Filter the records below for the word "POSITIVE". Copy each line that holds it.

== Provided data ==

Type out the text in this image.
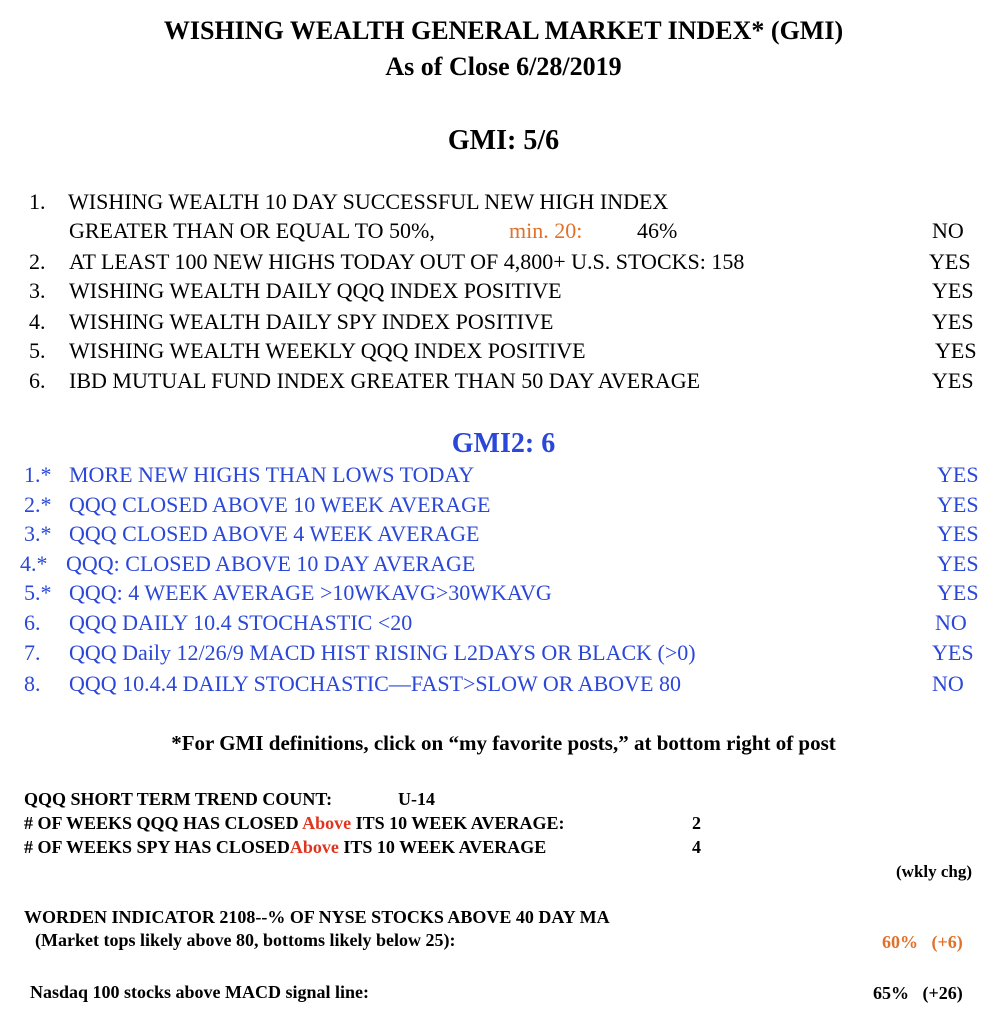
WISHING WEALTH GENERAL MARKET INDEX* (GMI)
As of Close 6/28/2019
GMI: 5/6
1. WISHING WEALTH 10 DAY SUCCESSFUL NEW HIGH INDEX
GREATER THAN OR EQUAL TO 50%,	min. 20: 46%	NO
2. AT LEAST 100 NEW HIGHS TODAY OUT OF 4,800+ U.S. STOCKS: 158	YES
3. WISHING WEALTH DAILY QQQ INDEX POSITIVE	YES
4. WISHING WEALTH DAILY SPY INDEX POSITIVE	YES
5. WISHING WEALTH WEEKLY QQQ INDEX POSITIVE	YES
6. IBD MUTUAL FUND INDEX GREATER THAN 50 DAY AVERAGE	YES
GMI2: 6
1.* MORE NEW HIGHS THAN LOWS TODAY	YES
2.* QQQ CLOSED ABOVE 10 WEEK AVERAGE	YES
3.* QQQ CLOSED ABOVE 4 WEEK AVERAGE	YES
4.* QQQ: CLOSED ABOVE 10 DAY AVERAGE	YES
5.* QQQ: 4 WEEK AVERAGE >10WKAVG>30WKAVG	YES
6. QQQ DAILY 10.4 STOCHASTIC <20	NO
7. QQQ Daily 12/26/9 MACD HIST RISING L2DAYS OR BLACK (>0)	YES
8. QQQ 10.4.4 DAILY STOCHASTIC—FAST>SLOW OR ABOVE 80	NO
*For GMI definitions, click on “my favorite posts,” at bottom right of post
QQQ SHORT TERM TREND COUNT:	U-14
# OF WEEKS QQQ HAS CLOSED Above ITS 10 WEEK AVERAGE:	2
# OF WEEKS SPY HAS CLOSEDAbove ITS 10 WEEK AVERAGE	4
(wkly chg)
WORDEN INDICATOR 2108--% OF NYSE STOCKS ABOVE 40 DAY MA
(Market tops likely above 80, bottoms likely below 25):	60%   (+6)
Nasdaq 100 stocks above MACD signal line:	65%   (+26)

===

_The result:_
3. WISHING WEALTH DAILY QQQ INDEX POSITIVE	YES
4. WISHING WEALTH DAILY SPY INDEX POSITIVE	YES
5. WISHING WEALTH WEEKLY QQQ INDEX POSITIVE	YES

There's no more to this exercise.